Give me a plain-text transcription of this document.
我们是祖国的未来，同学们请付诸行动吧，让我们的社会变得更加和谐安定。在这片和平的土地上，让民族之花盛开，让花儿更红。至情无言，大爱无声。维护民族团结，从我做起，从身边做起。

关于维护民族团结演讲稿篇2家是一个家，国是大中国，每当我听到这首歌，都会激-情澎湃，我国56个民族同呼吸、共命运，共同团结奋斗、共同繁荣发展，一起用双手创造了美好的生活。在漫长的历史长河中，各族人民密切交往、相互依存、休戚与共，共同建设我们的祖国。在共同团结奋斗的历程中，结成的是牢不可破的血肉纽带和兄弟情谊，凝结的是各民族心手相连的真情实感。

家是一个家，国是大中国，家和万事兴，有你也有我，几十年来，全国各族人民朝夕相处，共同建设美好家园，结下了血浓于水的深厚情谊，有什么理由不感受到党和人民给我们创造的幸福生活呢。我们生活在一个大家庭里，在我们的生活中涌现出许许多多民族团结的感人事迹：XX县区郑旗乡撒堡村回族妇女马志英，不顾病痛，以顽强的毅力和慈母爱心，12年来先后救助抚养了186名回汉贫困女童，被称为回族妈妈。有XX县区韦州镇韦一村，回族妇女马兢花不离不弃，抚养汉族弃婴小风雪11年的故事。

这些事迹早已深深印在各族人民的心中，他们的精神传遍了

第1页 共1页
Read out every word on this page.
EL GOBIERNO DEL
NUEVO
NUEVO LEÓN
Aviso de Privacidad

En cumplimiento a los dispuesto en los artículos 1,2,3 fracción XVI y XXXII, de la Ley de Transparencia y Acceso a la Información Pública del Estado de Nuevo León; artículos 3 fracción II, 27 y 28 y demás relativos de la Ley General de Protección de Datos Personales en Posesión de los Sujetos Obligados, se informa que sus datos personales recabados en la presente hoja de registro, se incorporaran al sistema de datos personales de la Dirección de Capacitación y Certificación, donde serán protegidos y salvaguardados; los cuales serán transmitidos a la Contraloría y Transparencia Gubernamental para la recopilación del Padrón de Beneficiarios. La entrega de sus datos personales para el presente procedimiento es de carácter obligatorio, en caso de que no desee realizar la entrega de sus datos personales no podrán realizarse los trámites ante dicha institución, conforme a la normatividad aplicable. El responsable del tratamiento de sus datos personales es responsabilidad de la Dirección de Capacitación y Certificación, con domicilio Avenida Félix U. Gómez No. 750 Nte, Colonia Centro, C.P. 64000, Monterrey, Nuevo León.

Goal of the exercise => Using the listing above, show each line holding the string "this".

Expected output =>
Give me a plain-text transcription of this document.
Read out every word on this page.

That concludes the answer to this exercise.